Directions:
Give only one thing: the number of lines that include the word "дворец".

........

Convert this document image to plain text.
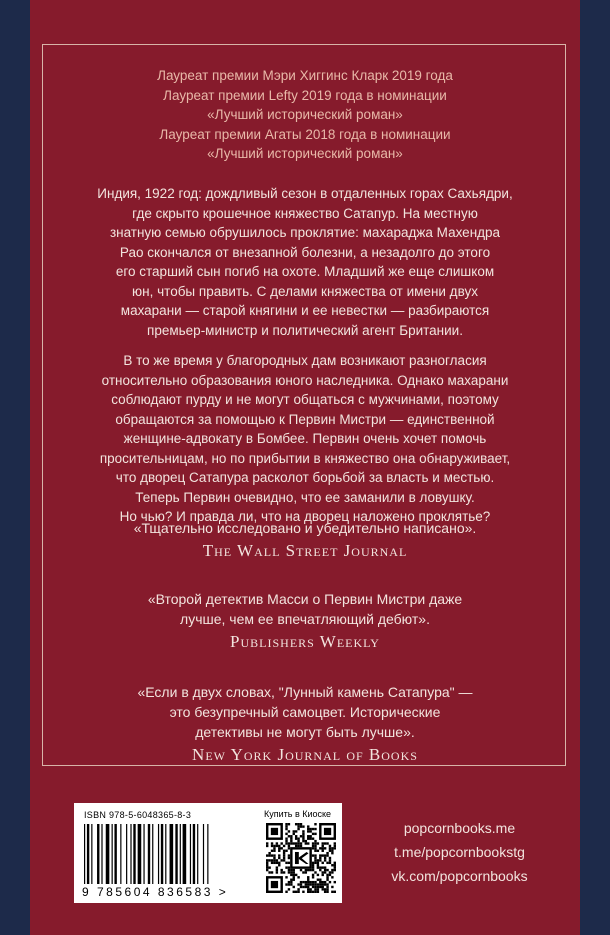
Лауреат премии Мэри Хиггинс Кларк 2019 года
Лауреат премии Lefty 2019 года в номинации
«Лучший исторический роман»
Лауреат премии Агаты 2018 года в номинации
«Лучший исторический роман»

Индия, 1922 год: дождливый сезон в отдаленных горах Сахьядри,
где скрыто крошечное княжество Сатапур. На местную
знатную семью обрушилось проклятие: махараджа Махендра
Рао скончался от внезапной болезни, а незадолго до этого
его старший сын погиб на охоте. Младший же еще слишком
юн, чтобы править. С делами княжества от имени двух
махарани — старой княгини и ее невестки — разбираются
премьер-министр и политический агент Британии.

В то же время у благородных дам возникают разногласия
относительно образования юного наследника. Однако махарани
соблюдают пурду и не могут общаться с мужчинами, поэтому
обращаются за помощью к Первин Мистри — единственной
женщине-адвокату в Бомбее. Первин очень хочет помочь
просительницам, но по прибытии в княжество она обнаруживает,
что дворец Сатапура расколот борьбой за власть и местью.
Теперь Первин очевидно, что ее заманили в ловушку.
Но чью? И правда ли, что на дворец наложено проклятье?

«Тщательно исследовано и убедительно написано».
The Wall Street Journal
«Второй детектив Масси о Первин Мистри даже
лучше, чем ее впечатляющий дебют».
Publishers Weekly
«Если в двух словах, "Лунный камень Сатапура" —
это безупречный самоцвет. Исторические
детективы не могут быть лучше».
New York Journal of Books
ISBN 978-5-6048365-8-3
9 785604 836583 >
Купить в Киоске
popcornbooks.me
t.me/popcornbookstg
vk.com/popcornbooks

........

Written solution:
2